* Exercise details
In these items, substitute "Show translation" for every "Translate content" and give the lines again with nothing else changed. Leave the pictures out.

-- start Information supplied --

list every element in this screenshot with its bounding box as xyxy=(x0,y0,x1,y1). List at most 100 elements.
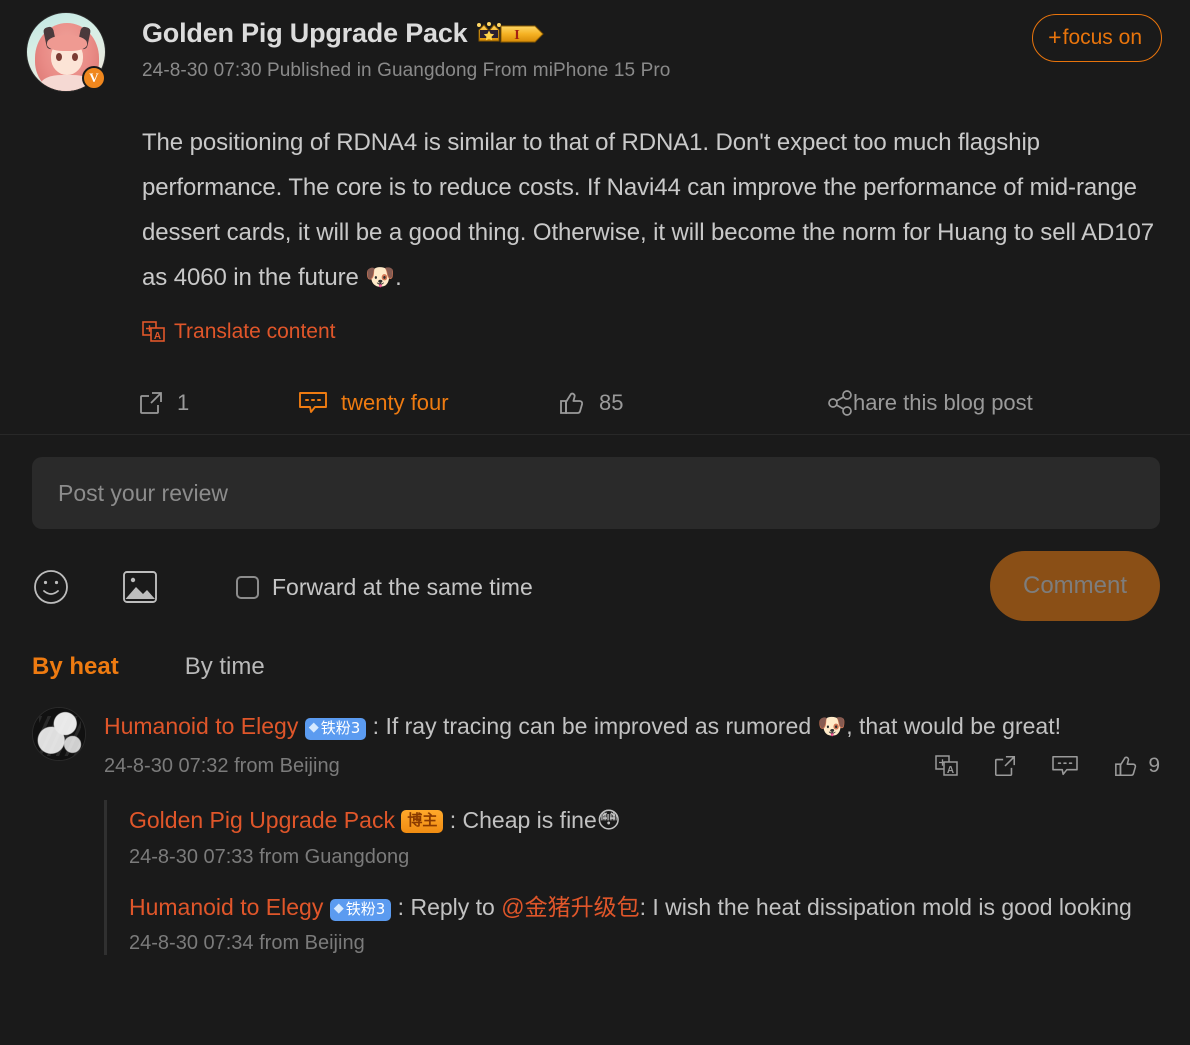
avatar-art-eye-left xyxy=(56,53,62,61)
post-meta: 24-8-30 07:30 Published in Guangdong Fro… xyxy=(142,60,671,81)
share-external-icon xyxy=(995,755,1016,777)
comment-text-line: Humanoid to Elegy ◆ 铁粉3 : If ray tracing … xyxy=(104,709,1160,744)
reply-item: Golden Pig Upgrade Pack 博主 : Cheap is fi… xyxy=(129,800,1160,869)
svg-text:A: A xyxy=(154,331,161,342)
reply-item: Humanoid to Elegy ◆ 铁粉3 : Reply to @金猪升级包… xyxy=(129,887,1160,955)
plus-icon: + xyxy=(1048,24,1062,50)
post-action-bar: 1 twenty four 85 hare this blog post xyxy=(0,372,1190,434)
commenter-avatar[interactable] xyxy=(32,707,86,761)
fan-badge-label: 铁粉3 xyxy=(345,899,386,918)
svg-text:A: A xyxy=(947,765,954,776)
repost-count: 1 xyxy=(177,390,190,415)
thumbs-up-icon xyxy=(560,392,584,414)
comment-timestamp: 24-8-30 07:32 from Beijing xyxy=(104,754,340,777)
post-body: The positioning of RDNA4 is similar to t… xyxy=(0,112,1190,348)
forward-checkbox[interactable] xyxy=(236,575,259,599)
like-count: 85 xyxy=(599,390,624,415)
comment-bubble-icon xyxy=(299,392,327,413)
verified-badge-icon: V xyxy=(82,66,106,90)
translate-icon: A xyxy=(142,321,165,342)
translate-label: Translate content xyxy=(174,320,336,343)
reply-emoji: 😳 xyxy=(596,808,621,834)
translate-content-link[interactable]: A Translate content xyxy=(142,320,335,344)
comment-input[interactable]: Post your review xyxy=(32,457,1160,529)
post-text-content: The positioning of RDNA4 is similar to t… xyxy=(142,120,1160,300)
comment-composer: Post your review Forward at the same tim… xyxy=(0,435,1190,623)
post-text: The positioning of RDNA4 is similar to t… xyxy=(142,129,1155,291)
comment-reply-action[interactable] xyxy=(1051,754,1079,778)
comment-body-tail: , that would be great! xyxy=(846,713,1061,739)
comment-like-action[interactable]: 9 xyxy=(1113,754,1160,778)
commenter-avatar-art xyxy=(33,708,85,760)
tab-by-time[interactable]: By time xyxy=(185,653,265,681)
submit-comment-button[interactable]: Comment xyxy=(990,551,1160,621)
member-level-badge: I xyxy=(477,21,547,46)
share-post-label: hare this blog post xyxy=(853,390,1033,415)
comment-meta-row: 24-8-30 07:32 from Beijing A 9 xyxy=(104,754,1160,778)
reply-body-tail: : I wish the heat dissipation mold is go… xyxy=(639,894,1132,920)
translate-icon: A xyxy=(935,755,959,776)
fan-badge: ◆ 铁粉3 xyxy=(304,717,367,740)
forward-checkbox-row[interactable]: Forward at the same time xyxy=(236,574,533,601)
reply-separator: : xyxy=(391,894,411,920)
comment-separator: : xyxy=(366,713,386,739)
like-action[interactable]: 85 xyxy=(558,390,828,416)
reply-separator: : xyxy=(443,807,463,833)
comment-main: Humanoid to Elegy ◆ 铁粉3 : If ray tracing … xyxy=(104,707,1160,973)
comment-like-count: 9 xyxy=(1148,754,1160,777)
svg-text:I: I xyxy=(515,28,520,43)
comment-emoji: 🐶 xyxy=(817,714,847,740)
avatar-art-eye-right xyxy=(72,53,78,61)
post-emoji: 🐶 xyxy=(365,263,396,291)
reply-text-line: Golden Pig Upgrade Pack 博主 : Cheap is fi… xyxy=(129,800,1160,842)
reply-body: Reply to xyxy=(410,894,502,920)
comment-list: Humanoid to Elegy ◆ 铁粉3 : If ray tracing … xyxy=(0,681,1190,973)
owner-badge: 博主 xyxy=(401,810,444,833)
reply-author[interactable]: Humanoid to Elegy xyxy=(129,894,323,920)
author-name-row: Golden Pig Upgrade Pack I xyxy=(142,18,1160,49)
follow-button[interactable]: + focus on xyxy=(1032,14,1162,62)
share-nodes-icon xyxy=(828,390,852,416)
comment-bubble-icon xyxy=(1052,755,1079,776)
fan-badge-label: 铁粉3 xyxy=(320,718,361,737)
composer-toolbar: Forward at the same time Comment xyxy=(32,551,1160,623)
gem-icon: ◆ xyxy=(308,720,319,735)
author-name[interactable]: Golden Pig Upgrade Pack xyxy=(142,18,468,49)
reply-author[interactable]: Golden Pig Upgrade Pack xyxy=(129,807,395,833)
image-picture-icon xyxy=(123,571,157,603)
image-upload-button[interactable] xyxy=(122,569,178,605)
repost-action[interactable]: 1 xyxy=(138,390,298,416)
forward-label: Forward at the same time xyxy=(272,573,533,600)
share-external-icon xyxy=(140,392,162,414)
post-text-tail: . xyxy=(395,264,402,291)
weibo-post-page: V Golden Pig Upgrade Pack I 24-8-30 07:3… xyxy=(0,0,1190,1045)
comment-translate-action[interactable]: A xyxy=(935,755,959,777)
emoji-button[interactable] xyxy=(32,568,88,606)
share-post-action[interactable]: hare this blog post xyxy=(828,390,1033,416)
reply-timestamp: 24-8-30 07:34 from Beijing xyxy=(129,932,365,954)
reply-mention[interactable]: @金猪升级包 xyxy=(501,894,639,920)
author-avatar-wrap[interactable]: V xyxy=(26,12,106,92)
reply-list: Golden Pig Upgrade Pack 博主 : Cheap is fi… xyxy=(104,800,1160,955)
reply-timestamp: 24-8-30 07:33 from Guangdong xyxy=(129,846,410,868)
thumbs-up-icon xyxy=(1115,756,1137,777)
comment-sort-tabs: By heat By time xyxy=(0,623,1190,681)
emoji-smiley-icon xyxy=(34,570,68,604)
gem-icon: ◆ xyxy=(333,901,344,916)
comment-body: If ray tracing can be improved as rumore… xyxy=(385,713,818,739)
reply-text-line: Humanoid to Elegy ◆ 铁粉3 : Reply to @金猪升级包… xyxy=(129,887,1160,928)
crown-level-icon: I xyxy=(477,21,545,43)
comment-count: twenty four xyxy=(341,390,449,415)
comment-action[interactable]: twenty four xyxy=(298,390,558,416)
reply-body: Cheap is fine xyxy=(462,807,597,833)
avatar-art-bangs xyxy=(47,35,87,51)
comment-repost-action[interactable] xyxy=(993,754,1017,778)
post-header: V Golden Pig Upgrade Pack I 24-8-30 07:3… xyxy=(0,0,1190,112)
follow-button-label: focus on xyxy=(1062,26,1142,49)
comment-actions: A 9 xyxy=(935,754,1160,778)
fan-badge: ◆ 铁粉3 xyxy=(329,898,392,921)
tab-by-heat[interactable]: By heat xyxy=(32,653,119,681)
comment-item: Humanoid to Elegy ◆ 铁粉3 : If ray tracing … xyxy=(32,707,1160,973)
commenter-name[interactable]: Humanoid to Elegy xyxy=(104,713,298,739)
post-header-main: Golden Pig Upgrade Pack I 24-8-30 07:30 … xyxy=(142,14,1160,82)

-- end Information supplied --

* The output
list every element in this screenshot with its bounding box as xyxy=(x0,y0,x1,y1). List at most 100 elements.
avatar-art-eye-left xyxy=(56,53,62,61)
post-meta: 24-8-30 07:30 Published in Guangdong Fro… xyxy=(142,60,671,81)
share-external-icon xyxy=(995,755,1016,777)
comment-text-line: Humanoid to Elegy ◆ 铁粉3 : If ray tracing … xyxy=(104,709,1160,744)
reply-item: Golden Pig Upgrade Pack 博主 : Cheap is fi… xyxy=(129,800,1160,869)
svg-text:A: A xyxy=(154,331,161,342)
reply-item: Humanoid to Elegy ◆ 铁粉3 : Reply to @金猪升级包… xyxy=(129,887,1160,955)
plus-icon: + xyxy=(1048,24,1062,50)
post-action-bar: 1 twenty four 85 hare this blog post xyxy=(0,372,1190,434)
commenter-avatar[interactable] xyxy=(32,707,86,761)
fan-badge-label: 铁粉3 xyxy=(345,899,386,918)
svg-text:A: A xyxy=(947,765,954,776)
repost-count: 1 xyxy=(177,390,190,415)
thumbs-up-icon xyxy=(560,392,584,414)
comment-timestamp: 24-8-30 07:32 from Beijing xyxy=(104,754,340,777)
post-body: The positioning of RDNA4 is similar to t… xyxy=(0,112,1190,348)
forward-checkbox[interactable] xyxy=(236,575,259,599)
like-count: 85 xyxy=(599,390,624,415)
comment-bubble-icon xyxy=(299,392,327,413)
verified-badge-icon: V xyxy=(82,66,106,90)
translate-icon: A xyxy=(142,321,165,342)
translate-label: Show translation xyxy=(174,320,336,343)
reply-emoji: 😳 xyxy=(596,808,621,834)
translate-content-link[interactable]: A Show translation xyxy=(142,320,335,344)
comment-input[interactable]: Post your review xyxy=(32,457,1160,529)
post-text-content: The positioning of RDNA4 is similar to t… xyxy=(142,120,1160,300)
comment-composer: Post your review Forward at the same tim… xyxy=(0,435,1190,623)
post-text: The positioning of RDNA4 is similar to t… xyxy=(142,129,1155,291)
comment-reply-action[interactable] xyxy=(1051,754,1079,778)
comment-body-tail: , that would be great! xyxy=(846,713,1061,739)
comment-like-action[interactable]: 9 xyxy=(1113,754,1160,778)
commenter-avatar-art xyxy=(33,708,85,760)
tab-by-time[interactable]: By time xyxy=(185,653,265,681)
submit-comment-button[interactable]: Comment xyxy=(990,551,1160,621)
member-level-badge: I xyxy=(477,21,547,46)
share-post-label: hare this blog post xyxy=(853,390,1033,415)
comment-meta-row: 24-8-30 07:32 from Beijing A 9 xyxy=(104,754,1160,778)
reply-body-tail: : I wish the heat dissipation mold is go… xyxy=(639,894,1132,920)
translate-icon: A xyxy=(935,755,959,776)
fan-badge: ◆ 铁粉3 xyxy=(304,717,367,740)
forward-checkbox-row[interactable]: Forward at the same time xyxy=(236,574,533,601)
reply-separator: : xyxy=(391,894,411,920)
comment-separator: : xyxy=(366,713,386,739)
like-action[interactable]: 85 xyxy=(558,390,828,416)
reply-separator: : xyxy=(443,807,463,833)
comment-main: Humanoid to Elegy ◆ 铁粉3 : If ray tracing … xyxy=(104,707,1160,973)
comment-like-count: 9 xyxy=(1148,754,1160,777)
svg-text:I: I xyxy=(515,28,520,43)
comment-emoji: 🐶 xyxy=(817,714,847,740)
avatar-art-eye-right xyxy=(72,53,78,61)
post-emoji: 🐶 xyxy=(365,263,396,291)
reply-text-line: Golden Pig Upgrade Pack 博主 : Cheap is fi… xyxy=(129,800,1160,842)
reply-body: Reply to xyxy=(410,894,502,920)
comment-list: Humanoid to Elegy ◆ 铁粉3 : If ray tracing … xyxy=(0,681,1190,973)
owner-badge: 博主 xyxy=(401,810,444,833)
reply-author[interactable]: Humanoid to Elegy xyxy=(129,894,323,920)
author-name-row: Golden Pig Upgrade Pack I xyxy=(142,18,1160,49)
follow-button[interactable]: + focus on xyxy=(1032,14,1162,62)
share-nodes-icon xyxy=(828,390,852,416)
comment-bubble-icon xyxy=(1052,755,1079,776)
fan-badge-label: 铁粉3 xyxy=(320,718,361,737)
composer-toolbar: Forward at the same time Comment xyxy=(32,551,1160,623)
gem-icon: ◆ xyxy=(308,720,319,735)
author-name[interactable]: Golden Pig Upgrade Pack xyxy=(142,18,468,49)
reply-author[interactable]: Golden Pig Upgrade Pack xyxy=(129,807,395,833)
image-picture-icon xyxy=(123,571,157,603)
image-upload-button[interactable] xyxy=(122,569,178,605)
repost-action[interactable]: 1 xyxy=(138,390,298,416)
forward-label: Forward at the same time xyxy=(272,573,533,600)
share-external-icon xyxy=(140,392,162,414)
post-text-tail: . xyxy=(395,264,402,291)
weibo-post-page: V Golden Pig Upgrade Pack I 24-8-30 07:3… xyxy=(0,0,1190,1045)
comment-translate-action[interactable]: A xyxy=(935,755,959,777)
emoji-button[interactable] xyxy=(32,568,88,606)
share-post-action[interactable]: hare this blog post xyxy=(828,390,1033,416)
reply-timestamp: 24-8-30 07:34 from Beijing xyxy=(129,932,365,954)
reply-mention[interactable]: @金猪升级包 xyxy=(501,894,639,920)
author-avatar-wrap[interactable]: V xyxy=(26,12,106,92)
reply-list: Golden Pig Upgrade Pack 博主 : Cheap is fi… xyxy=(104,800,1160,955)
reply-timestamp: 24-8-30 07:33 from Guangdong xyxy=(129,846,410,868)
thumbs-up-icon xyxy=(1115,756,1137,777)
comment-sort-tabs: By heat By time xyxy=(0,623,1190,681)
emoji-smiley-icon xyxy=(34,570,68,604)
gem-icon: ◆ xyxy=(333,901,344,916)
comment-body: If ray tracing can be improved as rumore… xyxy=(385,713,818,739)
reply-text-line: Humanoid to Elegy ◆ 铁粉3 : Reply to @金猪升级包… xyxy=(129,887,1160,928)
crown-level-icon: I xyxy=(477,21,545,43)
comment-count: twenty four xyxy=(341,390,449,415)
comment-action[interactable]: twenty four xyxy=(298,390,558,416)
reply-body: Cheap is fine xyxy=(462,807,597,833)
avatar-art-bangs xyxy=(47,35,87,51)
comment-repost-action[interactable] xyxy=(993,754,1017,778)
post-header: V Golden Pig Upgrade Pack I 24-8-30 07:3… xyxy=(0,0,1190,112)
follow-button-label: focus on xyxy=(1062,26,1142,49)
comment-actions: A 9 xyxy=(935,754,1160,778)
fan-badge: ◆ 铁粉3 xyxy=(329,898,392,921)
tab-by-heat[interactable]: By heat xyxy=(32,653,119,681)
comment-item: Humanoid to Elegy ◆ 铁粉3 : If ray tracing … xyxy=(32,707,1160,973)
commenter-name[interactable]: Humanoid to Elegy xyxy=(104,713,298,739)
post-header-main: Golden Pig Upgrade Pack I 24-8-30 07:30 … xyxy=(142,14,1160,82)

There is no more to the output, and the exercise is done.